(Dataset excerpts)
________________________________________

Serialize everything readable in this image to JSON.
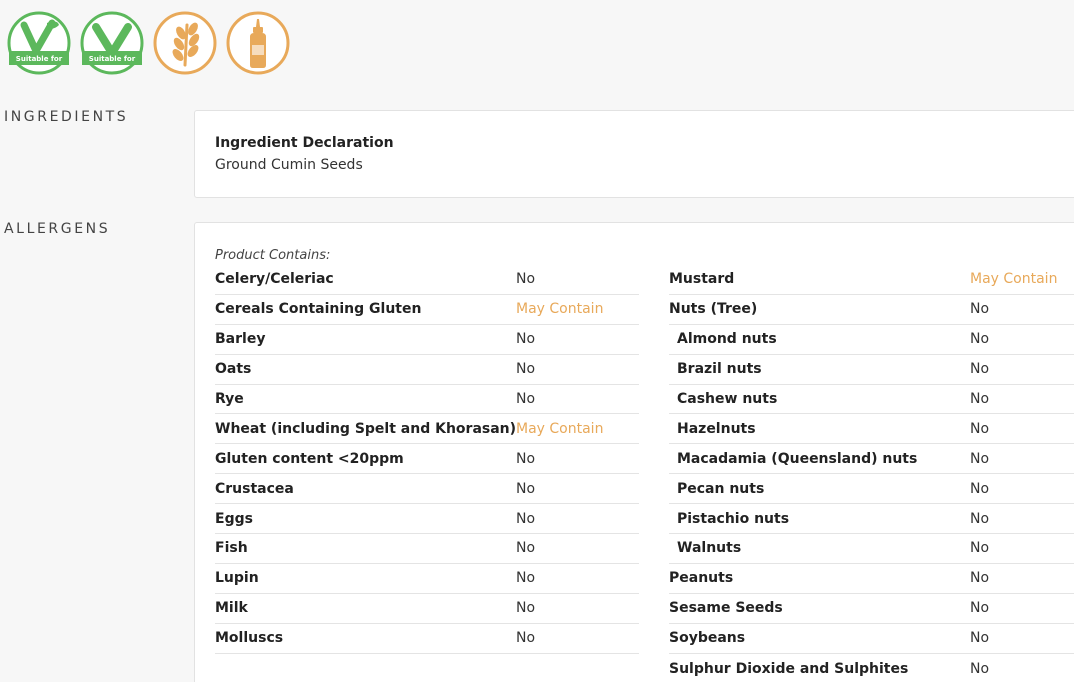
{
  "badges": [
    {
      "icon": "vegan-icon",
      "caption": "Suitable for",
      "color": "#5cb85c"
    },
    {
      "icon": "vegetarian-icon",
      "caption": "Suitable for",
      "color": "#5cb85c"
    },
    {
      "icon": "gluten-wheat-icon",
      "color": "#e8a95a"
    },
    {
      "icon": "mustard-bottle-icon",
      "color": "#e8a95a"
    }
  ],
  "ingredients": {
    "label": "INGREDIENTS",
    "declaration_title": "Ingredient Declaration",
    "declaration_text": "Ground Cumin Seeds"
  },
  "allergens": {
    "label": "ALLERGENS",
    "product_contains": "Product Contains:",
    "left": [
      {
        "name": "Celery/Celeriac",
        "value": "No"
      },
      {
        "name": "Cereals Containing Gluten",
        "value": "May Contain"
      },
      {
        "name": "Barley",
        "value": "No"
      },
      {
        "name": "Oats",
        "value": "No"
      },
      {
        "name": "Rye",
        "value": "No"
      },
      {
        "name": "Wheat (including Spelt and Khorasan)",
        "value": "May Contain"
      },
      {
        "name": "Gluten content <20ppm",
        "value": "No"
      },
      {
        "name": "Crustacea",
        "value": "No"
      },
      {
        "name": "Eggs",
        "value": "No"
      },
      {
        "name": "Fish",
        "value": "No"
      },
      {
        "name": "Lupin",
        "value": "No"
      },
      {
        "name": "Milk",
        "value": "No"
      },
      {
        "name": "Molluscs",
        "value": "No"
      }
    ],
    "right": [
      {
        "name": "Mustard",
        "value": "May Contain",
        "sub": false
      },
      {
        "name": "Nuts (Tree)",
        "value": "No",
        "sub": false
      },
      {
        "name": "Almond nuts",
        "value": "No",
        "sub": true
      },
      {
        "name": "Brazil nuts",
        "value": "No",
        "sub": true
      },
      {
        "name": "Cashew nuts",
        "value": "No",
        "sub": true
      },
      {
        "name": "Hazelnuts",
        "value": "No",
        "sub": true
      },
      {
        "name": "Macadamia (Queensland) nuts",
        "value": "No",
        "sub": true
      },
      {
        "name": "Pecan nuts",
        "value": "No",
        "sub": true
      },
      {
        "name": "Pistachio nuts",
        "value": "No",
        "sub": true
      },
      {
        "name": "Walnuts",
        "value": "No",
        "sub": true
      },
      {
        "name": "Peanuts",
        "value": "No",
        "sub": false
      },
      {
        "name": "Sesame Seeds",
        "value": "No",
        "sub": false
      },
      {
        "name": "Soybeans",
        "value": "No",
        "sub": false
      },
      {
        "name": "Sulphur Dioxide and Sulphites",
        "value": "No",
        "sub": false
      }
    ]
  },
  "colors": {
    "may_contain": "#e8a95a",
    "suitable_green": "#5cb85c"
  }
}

________________________________________

Pictures stay out of the copy; please restate every record above exactly.

Worked answer:
Serialize everything readable in this image to JSON.
{
  "badges": [
    {
      "icon": "vegan-icon",
      "caption": "Suitable for",
      "color": "#5cb85c"
    },
    {
      "icon": "vegetarian-icon",
      "caption": "Suitable for",
      "color": "#5cb85c"
    },
    {
      "icon": "gluten-wheat-icon",
      "color": "#e8a95a"
    },
    {
      "icon": "mustard-bottle-icon",
      "color": "#e8a95a"
    }
  ],
  "ingredients": {
    "label": "INGREDIENTS",
    "declaration_title": "Ingredient Declaration",
    "declaration_text": "Ground Cumin Seeds"
  },
  "allergens": {
    "label": "ALLERGENS",
    "product_contains": "Product Contains:",
    "left": [
      {
        "name": "Celery/Celeriac",
        "value": "No"
      },
      {
        "name": "Cereals Containing Gluten",
        "value": "May Contain"
      },
      {
        "name": "Barley",
        "value": "No"
      },
      {
        "name": "Oats",
        "value": "No"
      },
      {
        "name": "Rye",
        "value": "No"
      },
      {
        "name": "Wheat (including Spelt and Khorasan)",
        "value": "May Contain"
      },
      {
        "name": "Gluten content <20ppm",
        "value": "No"
      },
      {
        "name": "Crustacea",
        "value": "No"
      },
      {
        "name": "Eggs",
        "value": "No"
      },
      {
        "name": "Fish",
        "value": "No"
      },
      {
        "name": "Lupin",
        "value": "No"
      },
      {
        "name": "Milk",
        "value": "No"
      },
      {
        "name": "Molluscs",
        "value": "No"
      }
    ],
    "right": [
      {
        "name": "Mustard",
        "value": "May Contain",
        "sub": false
      },
      {
        "name": "Nuts (Tree)",
        "value": "No",
        "sub": false
      },
      {
        "name": "Almond nuts",
        "value": "No",
        "sub": true
      },
      {
        "name": "Brazil nuts",
        "value": "No",
        "sub": true
      },
      {
        "name": "Cashew nuts",
        "value": "No",
        "sub": true
      },
      {
        "name": "Hazelnuts",
        "value": "No",
        "sub": true
      },
      {
        "name": "Macadamia (Queensland) nuts",
        "value": "No",
        "sub": true
      },
      {
        "name": "Pecan nuts",
        "value": "No",
        "sub": true
      },
      {
        "name": "Pistachio nuts",
        "value": "No",
        "sub": true
      },
      {
        "name": "Walnuts",
        "value": "No",
        "sub": true
      },
      {
        "name": "Peanuts",
        "value": "No",
        "sub": false
      },
      {
        "name": "Sesame Seeds",
        "value": "No",
        "sub": false
      },
      {
        "name": "Soybeans",
        "value": "No",
        "sub": false
      },
      {
        "name": "Sulphur Dioxide and Sulphites",
        "value": "No",
        "sub": false
      }
    ]
  },
  "colors": {
    "may_contain": "#e8a95a",
    "suitable_green": "#5cb85c"
  }
}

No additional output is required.